INSTRUCTION:
Count the lines containing "account" in the entries underneath, and state that count without anything else.

=-=-=

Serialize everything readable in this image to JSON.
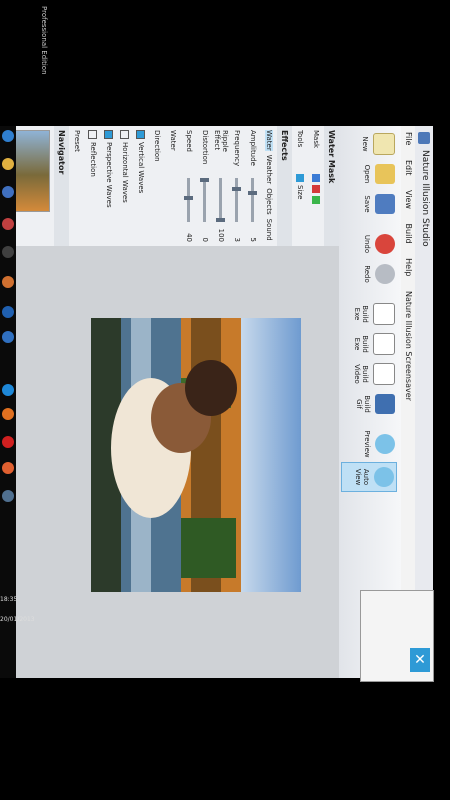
{
  "window": {
    "title": "Nature Illusion Studio",
    "menu": [
      "File",
      "Edit",
      "View",
      "Build",
      "Help",
      "Nature Illusion Screensaver"
    ]
  },
  "ribbon": {
    "buttons": [
      {
        "label": "New",
        "icon": "new-icon"
      },
      {
        "label": "Open",
        "icon": "folder-icon"
      },
      {
        "label": "Save",
        "icon": "save-icon"
      },
      {
        "label": "Undo",
        "icon": "undo-icon"
      },
      {
        "label": "Redo",
        "icon": "redo-icon"
      },
      {
        "label": "Build Exe",
        "icon": "build-exe-icon"
      },
      {
        "label": "Build Exe",
        "icon": "build-exe2-icon"
      },
      {
        "label": "Build Video",
        "icon": "video-icon"
      },
      {
        "label": "Build Gif",
        "icon": "gif-icon"
      },
      {
        "label": "Preview",
        "icon": "preview-icon"
      },
      {
        "label": "Auto View",
        "icon": "auto-view-icon"
      }
    ]
  },
  "water_mask": {
    "title": "Water Mask",
    "mask_label": "Mask",
    "tools_label": "Tools",
    "size_label": "Size",
    "line_label": "Line"
  },
  "effects": {
    "title": "Effects",
    "tabs": [
      "Water",
      "Weather",
      "Objects",
      "Sound"
    ],
    "sliders": [
      {
        "label": "Amplitude",
        "value": "5"
      },
      {
        "label": "Frequency",
        "value": "3"
      },
      {
        "label": "Ripple Effect",
        "value": "100"
      },
      {
        "label": "Distortion",
        "value": "0"
      },
      {
        "label": "Speed",
        "value": "40"
      },
      {
        "label": "Water",
        "value": ""
      },
      {
        "label": "Direction",
        "value": ""
      }
    ],
    "checks": [
      "Vertical Waves",
      "Horizontal Waves",
      "Perspective Waves",
      "Reflection"
    ],
    "preset_label": "Preset"
  },
  "navigator": {
    "title": "Navigator"
  },
  "taskbar": {
    "edition": "Professional Edition",
    "time": "18:35",
    "date": "20/01/2013"
  },
  "colors": {
    "ribbon": "#e6e9ee",
    "accent": "#2e9ad6",
    "panel": "#eef0f3"
  }
}
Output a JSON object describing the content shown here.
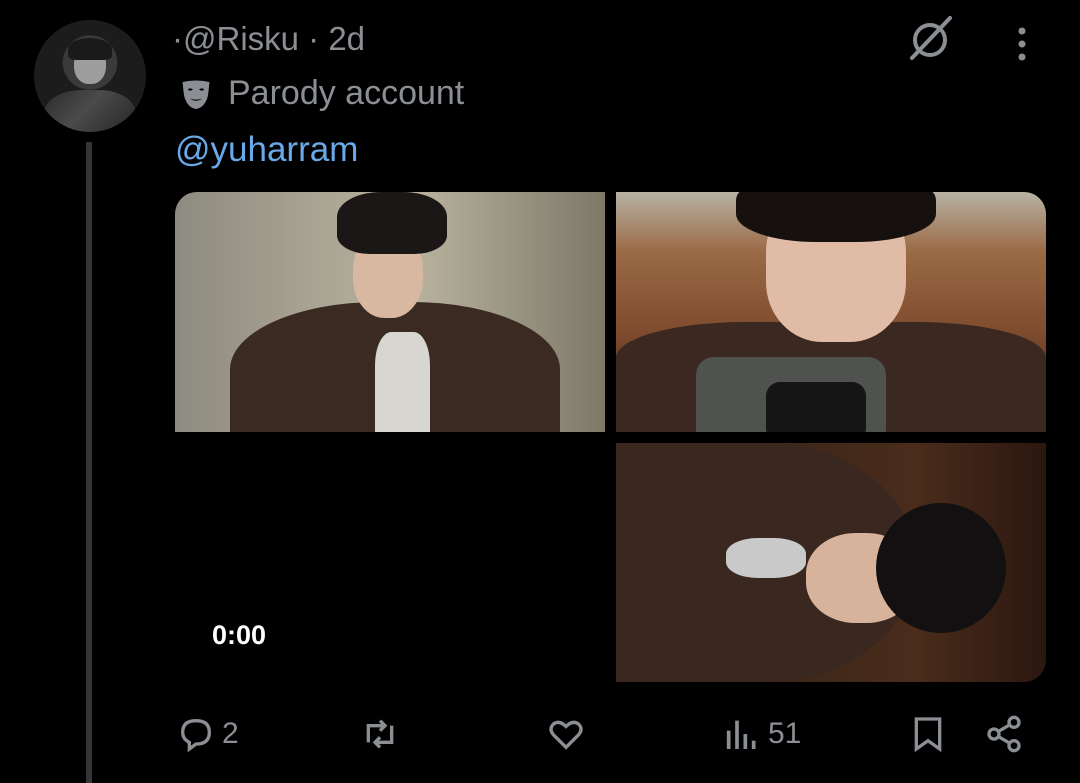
{
  "tweet": {
    "handle_line": "·@Risku · 2d",
    "parody_label": "Parody account",
    "mention": "@yuharram",
    "video_duration": "0:00"
  },
  "actions": {
    "replies": "2",
    "retweets": "",
    "likes": "",
    "views": "51"
  },
  "icons": {
    "grok": "grok-icon",
    "more": "more-vertical-icon",
    "parody": "theater-mask-icon",
    "reply": "reply-icon",
    "retweet": "retweet-icon",
    "like": "heart-icon",
    "views": "views-icon",
    "bookmark": "bookmark-icon",
    "share": "share-icon"
  },
  "colors": {
    "background": "#000000",
    "muted_text": "#8b8f94",
    "link": "#6aa8e8",
    "thread_line": "#333639"
  }
}
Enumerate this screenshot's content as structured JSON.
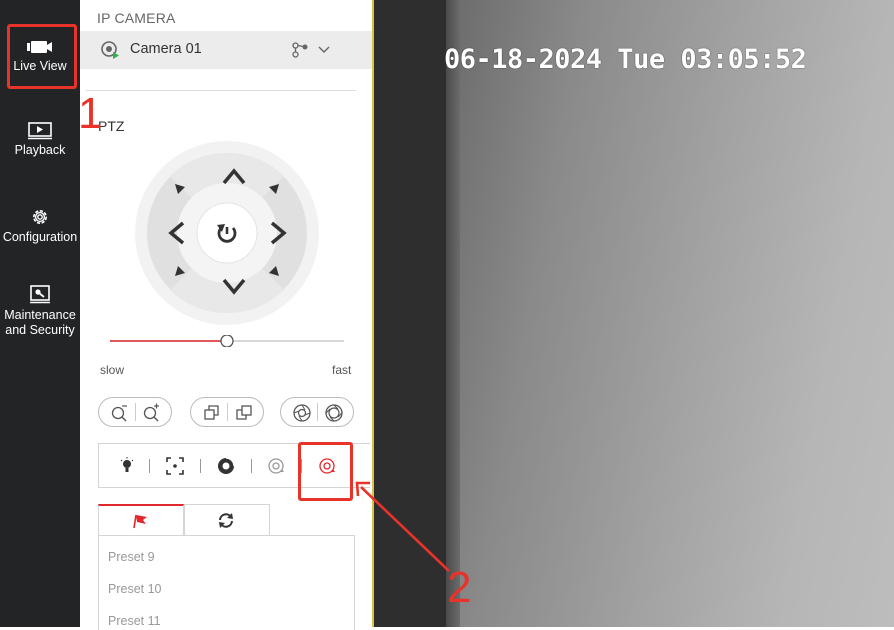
{
  "nav": {
    "items": [
      {
        "label": "Live View",
        "icon": "camera-icon",
        "active": true
      },
      {
        "label": "Playback",
        "icon": "playback-icon"
      },
      {
        "label": "Configuration",
        "icon": "gear-icon"
      },
      {
        "label_line1": "Maintenance",
        "label_line2": "and Security",
        "icon": "maintenance-icon"
      }
    ]
  },
  "panel": {
    "title": "IP CAMERA",
    "camera": {
      "name": "Camera 01"
    },
    "ptz": {
      "title": "PTZ",
      "speed": {
        "slow_label": "slow",
        "fast_label": "fast",
        "level": 0.5
      }
    },
    "presets": [
      "Preset 9",
      "Preset 10",
      "Preset 11"
    ]
  },
  "video": {
    "osd_timestamp": "06-18-2024 Tue 03:05:52"
  },
  "annotations": {
    "step1": "1",
    "step2": "2",
    "color": "#e8332a"
  },
  "colors": {
    "accent": "#e0282e",
    "nav_bg": "#222426"
  }
}
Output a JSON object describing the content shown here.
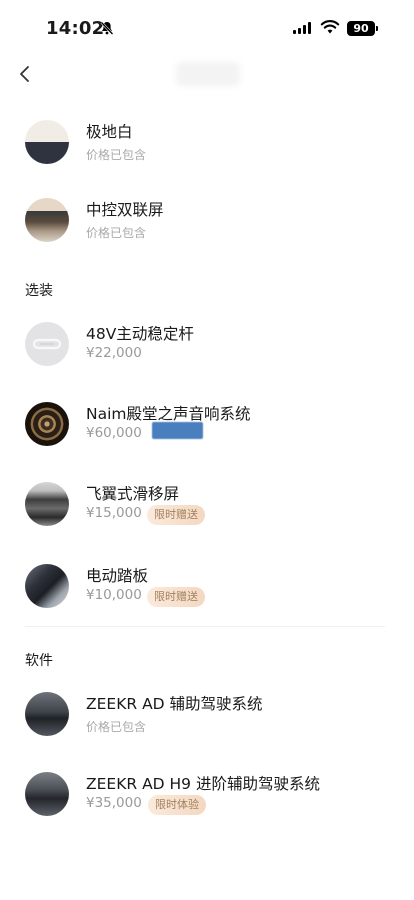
{
  "status": {
    "time": "14:02",
    "battery": "90"
  },
  "groups": [
    {
      "items": [
        {
          "name": "极地白",
          "sub": "价格已包含"
        },
        {
          "name": "中控双联屏",
          "sub": "价格已包含"
        }
      ]
    },
    {
      "title": "选装",
      "items": [
        {
          "name": "48V主动稳定杆",
          "price": "¥22,000"
        },
        {
          "name": "Naim殿堂之声音响系统",
          "price": "¥60,000"
        },
        {
          "name": "飞翼式滑移屏",
          "price": "¥15,000",
          "badge": "限时赠送"
        },
        {
          "name": "电动踏板",
          "price": "¥10,000",
          "badge": "限时赠送"
        }
      ]
    },
    {
      "title": "软件",
      "items": [
        {
          "name": "ZEEKR AD 辅助驾驶系统",
          "sub": "价格已包含"
        },
        {
          "name": "ZEEKR AD H9 进阶辅助驾驶系统",
          "price": "¥35,000",
          "badge": "限时体验"
        }
      ]
    }
  ]
}
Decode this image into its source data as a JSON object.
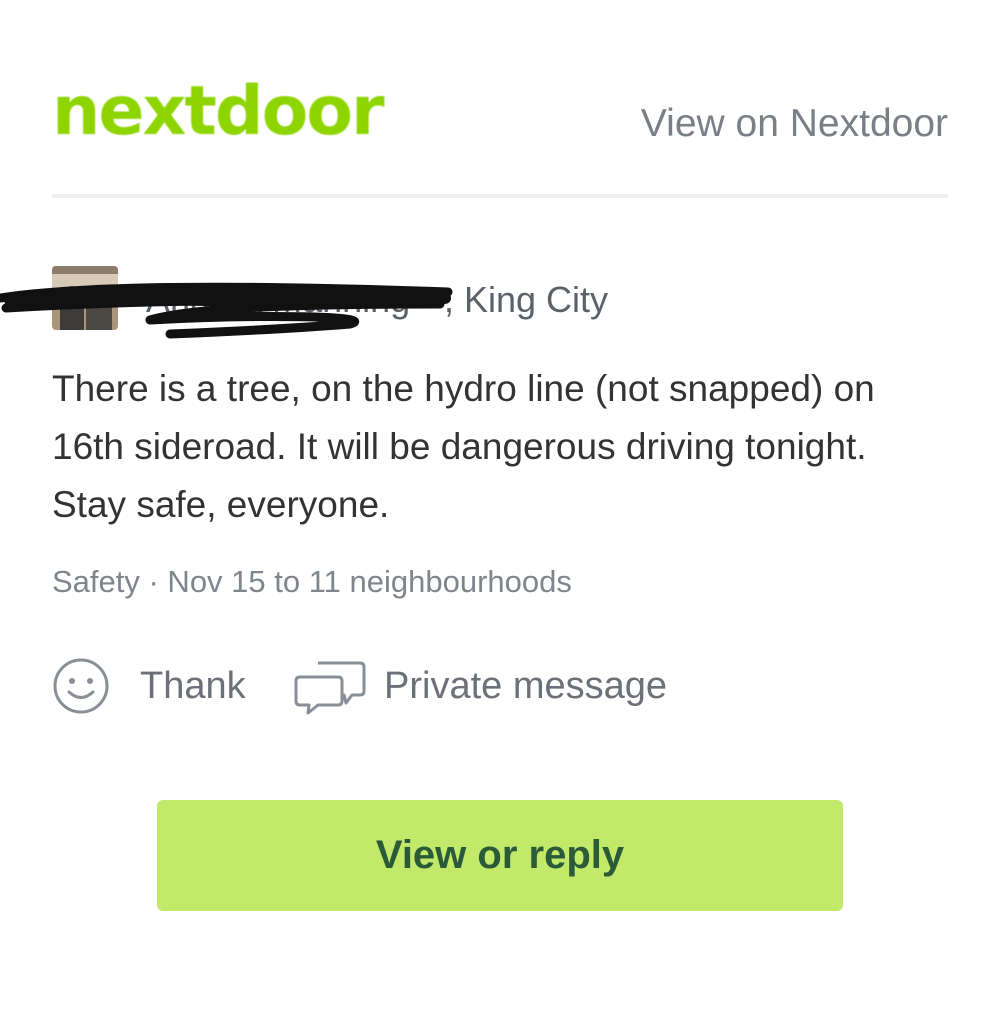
{
  "header": {
    "logo_text": "nextdoor",
    "view_link": "View on Nextdoor"
  },
  "post": {
    "author": {
      "name": "Andrea Manning",
      "location": ", King City",
      "name_redacted": true
    },
    "body": "There is a tree, on the hydro line (not snapped) on 16th sideroad. It will be dangerous driving tonight. Stay safe, everyone.",
    "meta": "Safety · Nov 15 to 11 neighbourhoods"
  },
  "actions": {
    "thank_label": "Thank",
    "thank_icon": "smiley-icon",
    "message_label": "Private message",
    "message_icon": "chat-bubbles-icon"
  },
  "cta": {
    "label": "View or reply"
  },
  "colors": {
    "brand_green": "#8ed500",
    "button_bg": "#c2e96a",
    "button_text": "#2a5a38",
    "muted_text": "#7a7e86",
    "body_text": "#333333"
  }
}
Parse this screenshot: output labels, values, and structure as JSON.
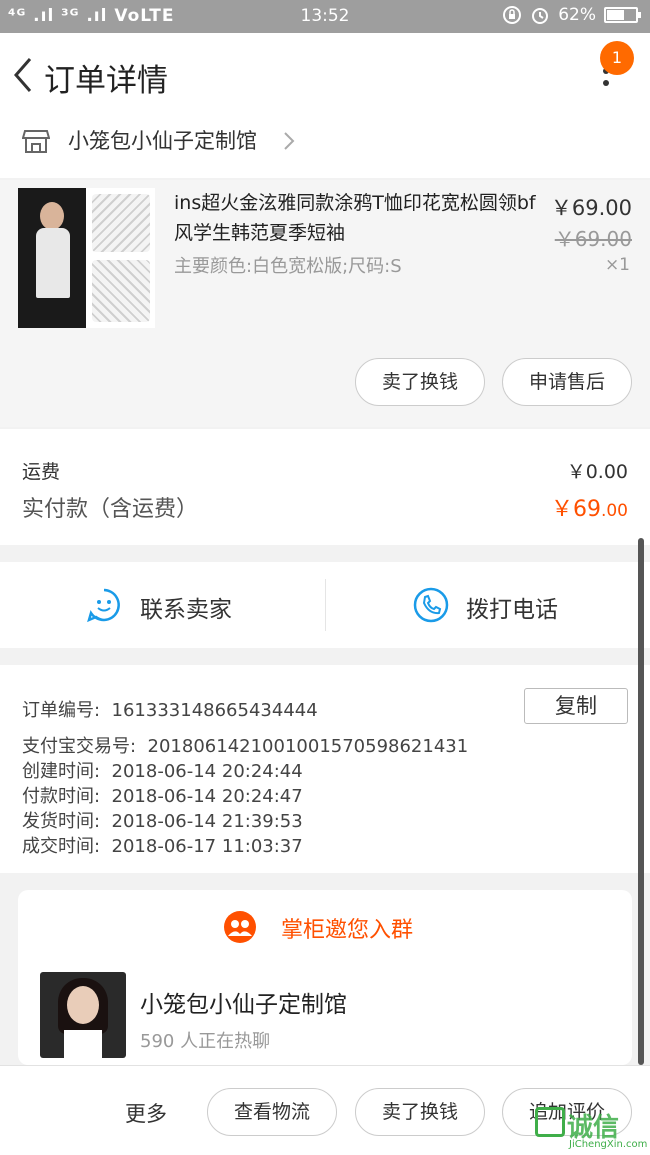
{
  "status_bar": {
    "left": "⁴ᴳ .ıl ³ᴳ .ıl VoLTE",
    "time": "13:52",
    "battery": "62%",
    "battery_level": 0.62
  },
  "header": {
    "title": "订单详情",
    "badge_count": "1"
  },
  "shop": {
    "name": "小笼包小仙子定制馆"
  },
  "product": {
    "title": "ins超火金泫雅同款涂鸦T恤印花宽松圆领bf风学生韩范夏季短袖",
    "sku": "主要颜色:白色宽松版;尺码:S",
    "price": "￥69.00",
    "original_price": "￥69.00",
    "quantity": "×1",
    "actions": {
      "sell": "卖了换钱",
      "after_sale": "申请售后"
    }
  },
  "fees": {
    "shipping_label": "运费",
    "shipping_value": "￥0.00",
    "paid_label": "实付款（含运费）",
    "paid_main": "￥69",
    "paid_decimal": ".00"
  },
  "contact": {
    "seller": "联系卖家",
    "call": "拨打电话"
  },
  "order_info": {
    "order_no_label": "订单编号:",
    "order_no": "161333148665434444",
    "copy_label": "复制",
    "alipay_label": "支付宝交易号:",
    "alipay_no": "2018061421001001570598621431",
    "created_label": "创建时间:",
    "created": "2018-06-14 20:24:44",
    "paid_label": "付款时间:",
    "paid": "2018-06-14 20:24:47",
    "shipped_label": "发货时间:",
    "shipped": "2018-06-14 21:39:53",
    "completed_label": "成交时间:",
    "completed": "2018-06-17 11:03:37"
  },
  "group": {
    "heading": "掌柜邀您入群",
    "name": "小笼包小仙子定制馆",
    "count": "590 人正在热聊"
  },
  "bottom_bar": {
    "more": "更多",
    "logistics": "查看物流",
    "sell": "卖了换钱",
    "review": "追加评价"
  },
  "watermark": {
    "text": "诚信",
    "sub": "JiChengXin.com"
  },
  "colors": {
    "accent": "#ff5000",
    "link_blue": "#1a9be8",
    "badge": "#ff6a00"
  }
}
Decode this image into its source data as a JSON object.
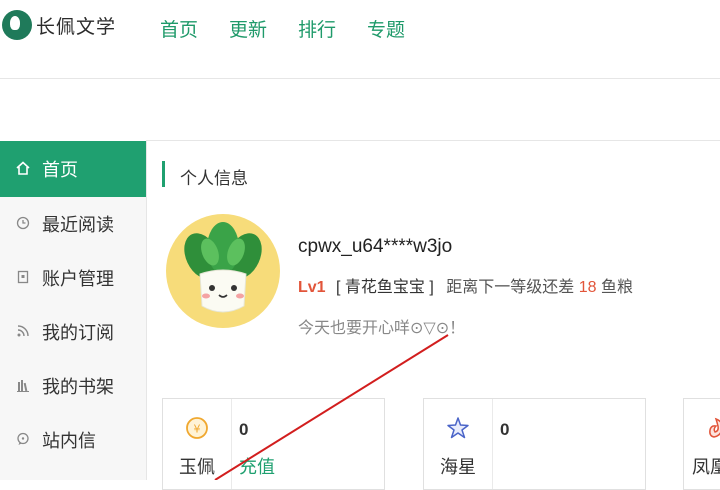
{
  "header": {
    "logo_text": "长佩文学",
    "nav": [
      "首页",
      "更新",
      "排行",
      "专题"
    ]
  },
  "sidebar": {
    "items": [
      {
        "label": "首页",
        "icon": "home-icon",
        "active": true
      },
      {
        "label": "最近阅读",
        "icon": "clock-icon",
        "active": false
      },
      {
        "label": "账户管理",
        "icon": "account-icon",
        "active": false
      },
      {
        "label": "我的订阅",
        "icon": "rss-icon",
        "active": false
      },
      {
        "label": "我的书架",
        "icon": "bookshelf-icon",
        "active": false
      },
      {
        "label": "站内信",
        "icon": "message-icon",
        "active": false
      }
    ]
  },
  "profile": {
    "section_title": "个人信息",
    "username": "cpwx_u64****w3jo",
    "level": "Lv1",
    "level_title": "[ 青花鱼宝宝 ]",
    "next_level_prefix": "距离下一等级还差",
    "next_level_amount": "18",
    "next_level_unit": "鱼粮",
    "motto": "今天也要开心咩⊙▽⊙！"
  },
  "stats": [
    {
      "name": "玉佩",
      "value": "0",
      "action": "充值",
      "icon": "jade-coin-icon"
    },
    {
      "name": "海星",
      "value": "0",
      "icon": "starfish-icon"
    },
    {
      "name": "凤凰",
      "icon": "phoenix-icon"
    }
  ],
  "colors": {
    "accent": "#1fa070",
    "highlight": "#e2553a"
  }
}
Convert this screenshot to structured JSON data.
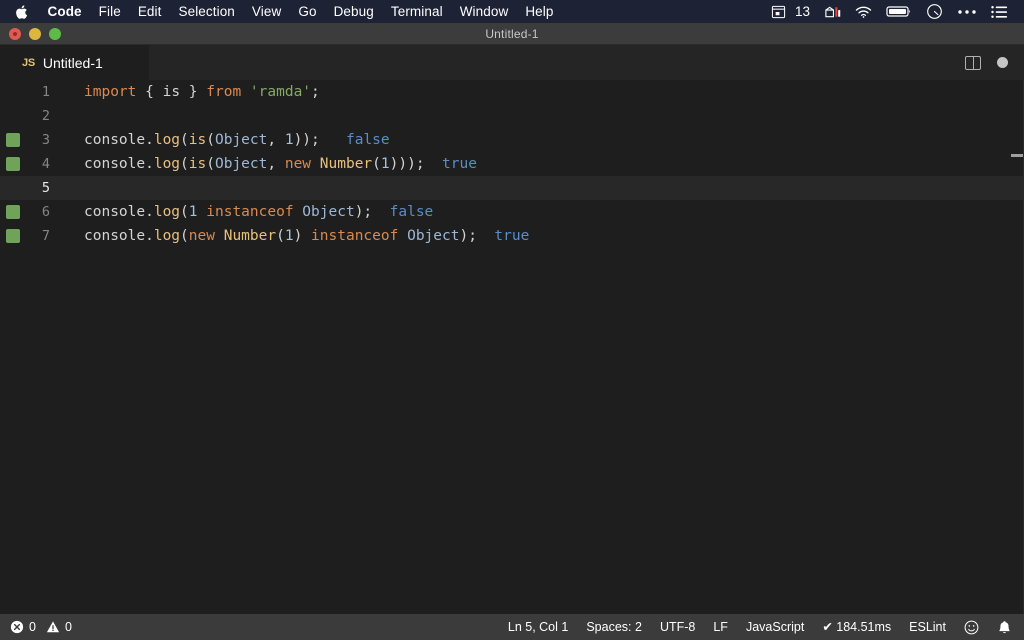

=-=-=

RESULT OF THIS EXERCISE:
2